_ENTRIES SUPPLIED_:
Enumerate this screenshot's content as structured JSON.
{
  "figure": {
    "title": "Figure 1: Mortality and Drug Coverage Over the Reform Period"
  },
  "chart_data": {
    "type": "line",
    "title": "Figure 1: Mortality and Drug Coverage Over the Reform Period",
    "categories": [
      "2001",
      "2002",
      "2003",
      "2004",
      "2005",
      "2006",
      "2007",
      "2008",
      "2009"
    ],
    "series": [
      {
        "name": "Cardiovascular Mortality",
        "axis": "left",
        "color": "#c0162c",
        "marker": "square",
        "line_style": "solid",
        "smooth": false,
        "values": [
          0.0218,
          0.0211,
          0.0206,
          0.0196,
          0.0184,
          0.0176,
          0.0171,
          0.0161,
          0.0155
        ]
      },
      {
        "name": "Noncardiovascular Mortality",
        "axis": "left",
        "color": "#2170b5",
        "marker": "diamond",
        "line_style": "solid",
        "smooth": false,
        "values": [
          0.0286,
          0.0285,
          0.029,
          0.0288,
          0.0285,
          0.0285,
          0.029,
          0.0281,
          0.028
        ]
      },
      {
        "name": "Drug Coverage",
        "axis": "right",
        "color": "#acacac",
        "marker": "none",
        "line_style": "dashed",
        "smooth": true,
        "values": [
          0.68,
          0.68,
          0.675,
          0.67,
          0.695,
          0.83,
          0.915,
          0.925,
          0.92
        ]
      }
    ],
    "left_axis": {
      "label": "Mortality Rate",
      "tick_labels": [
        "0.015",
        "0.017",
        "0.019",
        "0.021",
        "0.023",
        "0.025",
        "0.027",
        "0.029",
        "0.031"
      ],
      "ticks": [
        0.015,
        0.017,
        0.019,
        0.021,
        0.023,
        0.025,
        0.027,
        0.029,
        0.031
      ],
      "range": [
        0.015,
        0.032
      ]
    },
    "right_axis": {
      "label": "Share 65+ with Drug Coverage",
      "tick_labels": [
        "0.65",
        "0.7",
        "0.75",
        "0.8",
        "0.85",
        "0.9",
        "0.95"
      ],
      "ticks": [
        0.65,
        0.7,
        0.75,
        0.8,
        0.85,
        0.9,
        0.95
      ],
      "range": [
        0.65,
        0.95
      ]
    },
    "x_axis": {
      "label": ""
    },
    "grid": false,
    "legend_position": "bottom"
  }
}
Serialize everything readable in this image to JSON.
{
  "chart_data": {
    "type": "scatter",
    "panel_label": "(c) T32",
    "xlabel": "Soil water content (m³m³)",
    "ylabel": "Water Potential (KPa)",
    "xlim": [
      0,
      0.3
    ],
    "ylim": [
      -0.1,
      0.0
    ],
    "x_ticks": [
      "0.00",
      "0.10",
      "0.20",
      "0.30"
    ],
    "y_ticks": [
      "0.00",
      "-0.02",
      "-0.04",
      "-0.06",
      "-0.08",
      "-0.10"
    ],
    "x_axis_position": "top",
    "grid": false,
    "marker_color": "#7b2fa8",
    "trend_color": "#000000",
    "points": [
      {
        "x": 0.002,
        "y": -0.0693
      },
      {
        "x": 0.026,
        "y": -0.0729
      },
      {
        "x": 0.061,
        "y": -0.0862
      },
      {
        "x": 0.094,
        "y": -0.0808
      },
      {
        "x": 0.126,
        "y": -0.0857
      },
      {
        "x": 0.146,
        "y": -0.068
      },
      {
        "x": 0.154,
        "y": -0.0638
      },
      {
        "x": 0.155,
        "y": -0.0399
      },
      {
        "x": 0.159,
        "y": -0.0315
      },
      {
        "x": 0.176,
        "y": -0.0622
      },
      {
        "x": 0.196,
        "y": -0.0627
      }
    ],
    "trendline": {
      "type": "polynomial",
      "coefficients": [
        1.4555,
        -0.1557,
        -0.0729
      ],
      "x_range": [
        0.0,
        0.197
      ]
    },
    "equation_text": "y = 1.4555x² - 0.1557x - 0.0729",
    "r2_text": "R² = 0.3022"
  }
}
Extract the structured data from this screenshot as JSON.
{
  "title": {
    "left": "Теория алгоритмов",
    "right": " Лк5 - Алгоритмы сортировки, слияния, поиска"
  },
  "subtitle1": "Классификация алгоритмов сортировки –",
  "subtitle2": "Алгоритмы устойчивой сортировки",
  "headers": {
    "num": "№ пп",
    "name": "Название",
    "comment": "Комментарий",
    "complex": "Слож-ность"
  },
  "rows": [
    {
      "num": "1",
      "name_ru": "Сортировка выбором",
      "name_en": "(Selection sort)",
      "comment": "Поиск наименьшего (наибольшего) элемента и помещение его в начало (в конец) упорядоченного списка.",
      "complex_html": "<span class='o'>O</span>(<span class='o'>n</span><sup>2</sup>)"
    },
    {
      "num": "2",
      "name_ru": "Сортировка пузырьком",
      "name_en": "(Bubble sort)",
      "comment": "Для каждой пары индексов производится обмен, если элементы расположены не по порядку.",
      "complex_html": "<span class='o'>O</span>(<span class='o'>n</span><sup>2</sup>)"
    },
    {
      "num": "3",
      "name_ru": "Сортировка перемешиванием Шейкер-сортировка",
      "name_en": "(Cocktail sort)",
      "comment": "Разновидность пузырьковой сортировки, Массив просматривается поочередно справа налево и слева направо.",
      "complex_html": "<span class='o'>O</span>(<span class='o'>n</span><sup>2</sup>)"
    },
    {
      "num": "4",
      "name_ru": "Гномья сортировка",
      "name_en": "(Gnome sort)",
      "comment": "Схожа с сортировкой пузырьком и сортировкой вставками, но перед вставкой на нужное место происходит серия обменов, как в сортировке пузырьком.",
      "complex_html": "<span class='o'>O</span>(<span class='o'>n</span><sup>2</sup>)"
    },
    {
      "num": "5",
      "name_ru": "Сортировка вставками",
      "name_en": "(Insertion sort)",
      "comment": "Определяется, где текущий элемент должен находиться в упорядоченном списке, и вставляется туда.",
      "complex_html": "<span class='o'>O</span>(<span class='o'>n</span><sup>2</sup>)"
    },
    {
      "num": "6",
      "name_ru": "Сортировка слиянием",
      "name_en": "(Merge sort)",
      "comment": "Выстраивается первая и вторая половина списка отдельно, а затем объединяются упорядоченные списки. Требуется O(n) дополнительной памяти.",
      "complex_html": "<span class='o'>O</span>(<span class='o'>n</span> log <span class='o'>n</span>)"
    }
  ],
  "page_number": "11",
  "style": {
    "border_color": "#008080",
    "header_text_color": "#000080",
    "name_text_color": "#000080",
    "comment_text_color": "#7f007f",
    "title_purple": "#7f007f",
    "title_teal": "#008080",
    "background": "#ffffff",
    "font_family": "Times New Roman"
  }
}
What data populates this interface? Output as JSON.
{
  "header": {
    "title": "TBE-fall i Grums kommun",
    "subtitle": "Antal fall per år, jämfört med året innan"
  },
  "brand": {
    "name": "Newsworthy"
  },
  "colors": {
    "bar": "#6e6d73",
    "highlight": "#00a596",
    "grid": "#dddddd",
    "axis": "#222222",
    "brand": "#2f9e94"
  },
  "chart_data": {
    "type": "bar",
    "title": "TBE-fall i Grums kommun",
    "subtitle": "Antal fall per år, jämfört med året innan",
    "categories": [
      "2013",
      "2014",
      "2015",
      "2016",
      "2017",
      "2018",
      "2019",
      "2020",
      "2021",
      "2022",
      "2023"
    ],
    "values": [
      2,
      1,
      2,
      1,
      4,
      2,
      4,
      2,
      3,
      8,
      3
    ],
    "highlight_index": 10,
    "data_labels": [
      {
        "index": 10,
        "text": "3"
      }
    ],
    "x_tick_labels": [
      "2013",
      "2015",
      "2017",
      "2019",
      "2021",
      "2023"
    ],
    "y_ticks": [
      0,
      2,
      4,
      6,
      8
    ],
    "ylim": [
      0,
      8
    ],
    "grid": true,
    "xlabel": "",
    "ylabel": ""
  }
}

_WRITTEN PROBLEM_: Your task is to gather every line with the word "пузырьком" and copy it.

_TASK OUTPUT_:
      "name_ru": "Сортировка пузырьком",
      "comment": "Схожа с сортировкой пузырьком и сортировкой вставками, но перед вставкой на нужное место происходит серия обменов, как в сортировке пузырьком.",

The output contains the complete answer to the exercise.